→ **Exercise**: Locate the line containing "Parse this screenshot: output" in the data below. Reproduce it and every following line up to the end, exactly as given.

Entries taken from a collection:
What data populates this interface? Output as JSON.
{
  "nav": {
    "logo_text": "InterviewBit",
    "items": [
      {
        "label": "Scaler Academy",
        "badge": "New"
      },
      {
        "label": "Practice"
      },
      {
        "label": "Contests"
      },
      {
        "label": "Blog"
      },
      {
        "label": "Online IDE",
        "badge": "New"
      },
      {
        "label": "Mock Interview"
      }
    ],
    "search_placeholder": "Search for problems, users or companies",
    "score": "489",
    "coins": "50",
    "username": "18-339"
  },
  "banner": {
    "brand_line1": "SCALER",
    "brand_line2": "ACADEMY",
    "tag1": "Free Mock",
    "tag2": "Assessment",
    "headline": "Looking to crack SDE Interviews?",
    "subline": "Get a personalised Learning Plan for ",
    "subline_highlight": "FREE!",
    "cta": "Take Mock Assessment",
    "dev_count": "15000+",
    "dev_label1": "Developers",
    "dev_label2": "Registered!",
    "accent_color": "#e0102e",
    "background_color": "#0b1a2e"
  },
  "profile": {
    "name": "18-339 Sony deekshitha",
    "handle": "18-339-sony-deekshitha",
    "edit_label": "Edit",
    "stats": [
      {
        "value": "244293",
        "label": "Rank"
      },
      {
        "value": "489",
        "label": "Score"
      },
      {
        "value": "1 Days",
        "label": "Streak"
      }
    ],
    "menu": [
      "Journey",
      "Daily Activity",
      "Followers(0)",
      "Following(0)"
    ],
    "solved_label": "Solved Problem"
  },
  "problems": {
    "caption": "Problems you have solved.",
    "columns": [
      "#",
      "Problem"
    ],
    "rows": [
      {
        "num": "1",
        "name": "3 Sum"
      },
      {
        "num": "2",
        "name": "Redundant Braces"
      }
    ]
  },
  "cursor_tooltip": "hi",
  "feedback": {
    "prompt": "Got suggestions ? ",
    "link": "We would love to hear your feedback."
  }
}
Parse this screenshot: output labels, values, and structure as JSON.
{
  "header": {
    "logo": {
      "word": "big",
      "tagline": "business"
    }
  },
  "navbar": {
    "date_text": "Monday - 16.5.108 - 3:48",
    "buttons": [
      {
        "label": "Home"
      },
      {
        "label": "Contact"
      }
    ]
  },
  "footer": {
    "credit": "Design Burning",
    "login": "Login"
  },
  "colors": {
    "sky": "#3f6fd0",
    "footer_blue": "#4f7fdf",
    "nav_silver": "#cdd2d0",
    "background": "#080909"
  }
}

→ **Worked answer**:
Parse this screenshot: output labels, values, and structure as JSON.
{
  "header": {
    "logo": {
      "word": "big",
      "tagline": "business"
    }
  },
  "navbar": {
    "date_text": "Monday - 16.5.108 - 3:48",
    "buttons": [
      {
        "label": "Home"
      },
      {
        "label": "Contact"
      }
    ]
  },
  "footer": {
    "credit": "Design Burning",
    "login": "Login"
  },
  "colors": {
    "sky": "#3f6fd0",
    "footer_blue": "#4f7fdf",
    "nav_silver": "#cdd2d0",
    "background": "#080909"
  }
}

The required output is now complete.